__Problem statement__: Read through the data and count the lines that contain the string "Create"; give only the result.

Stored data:
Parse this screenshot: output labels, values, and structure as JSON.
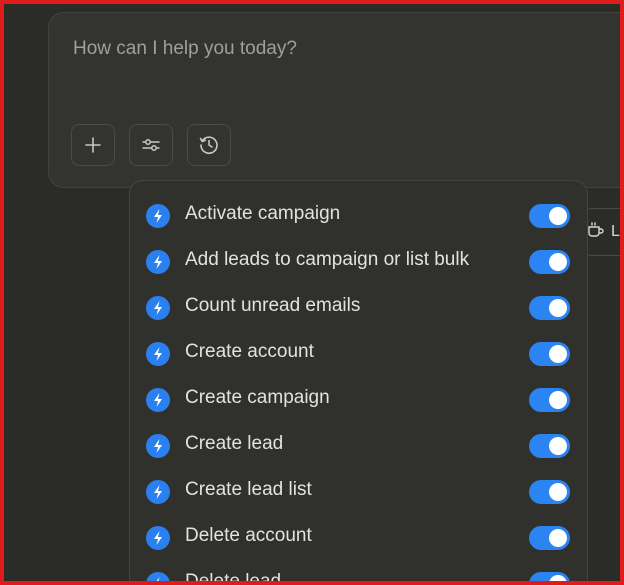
{
  "prompt": {
    "placeholder": "How can I help you today?"
  },
  "toolbar": {
    "buttons": [
      {
        "icon": "plus-icon"
      },
      {
        "icon": "sliders-icon"
      },
      {
        "icon": "clock-history-icon"
      }
    ]
  },
  "side_chip": {
    "icon": "cup-icon",
    "text": "Li"
  },
  "tools_menu": {
    "accent_color": "#2c84f2",
    "items": [
      {
        "label": "Activate campaign",
        "enabled": true
      },
      {
        "label": "Add leads to campaign or list bulk",
        "enabled": true
      },
      {
        "label": "Count unread emails",
        "enabled": true
      },
      {
        "label": "Create account",
        "enabled": true
      },
      {
        "label": "Create campaign",
        "enabled": true
      },
      {
        "label": "Create lead",
        "enabled": true
      },
      {
        "label": "Create lead list",
        "enabled": true
      },
      {
        "label": "Delete account",
        "enabled": true
      },
      {
        "label": "Delete lead",
        "enabled": true
      }
    ]
  }
}
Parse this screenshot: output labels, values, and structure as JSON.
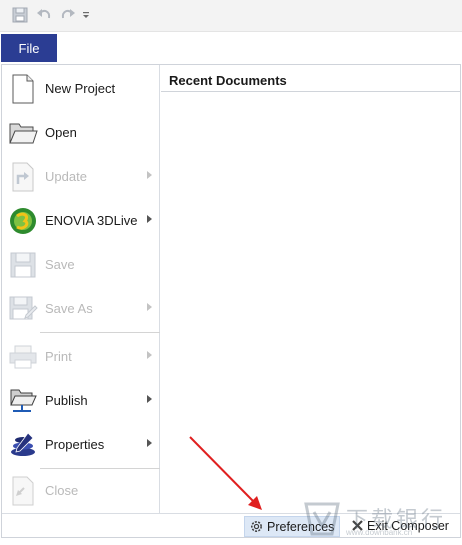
{
  "quick_access": {
    "icons": [
      "save-icon",
      "undo-icon",
      "redo-icon",
      "customize-dropdown-icon"
    ]
  },
  "file_tab": {
    "label": "File"
  },
  "menu": {
    "items": [
      {
        "label": "New Project",
        "icon": "new-document-icon",
        "enabled": true,
        "submenu": false
      },
      {
        "label": "Open",
        "icon": "folder-open-icon",
        "enabled": true,
        "submenu": false
      },
      {
        "label": "Update",
        "icon": "update-icon",
        "enabled": false,
        "submenu": true
      },
      {
        "label": "ENOVIA 3DLive",
        "icon": "enovia-3dlive-icon",
        "enabled": true,
        "submenu": true
      },
      {
        "label": "Save",
        "icon": "save-icon",
        "enabled": false,
        "submenu": false
      },
      {
        "label": "Save As",
        "icon": "save-as-icon",
        "enabled": false,
        "submenu": true
      },
      {
        "label": "Print",
        "icon": "print-icon",
        "enabled": false,
        "submenu": true
      },
      {
        "label": "Publish",
        "icon": "publish-icon",
        "enabled": true,
        "submenu": true
      },
      {
        "label": "Properties",
        "icon": "properties-icon",
        "enabled": true,
        "submenu": true
      },
      {
        "label": "Close",
        "icon": "close-document-icon",
        "enabled": false,
        "submenu": false
      }
    ]
  },
  "recent": {
    "title": "Recent Documents"
  },
  "footer": {
    "preferences_label": "Preferences",
    "exit_label": "Exit Composer"
  },
  "watermark": {
    "text": "下载银行",
    "sub": "www.downbank.cn"
  },
  "colors": {
    "file_tab": "#2b3d93",
    "annotation_arrow": "#e02020",
    "preferences_highlight": "#dde8f6"
  }
}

__Result__: 4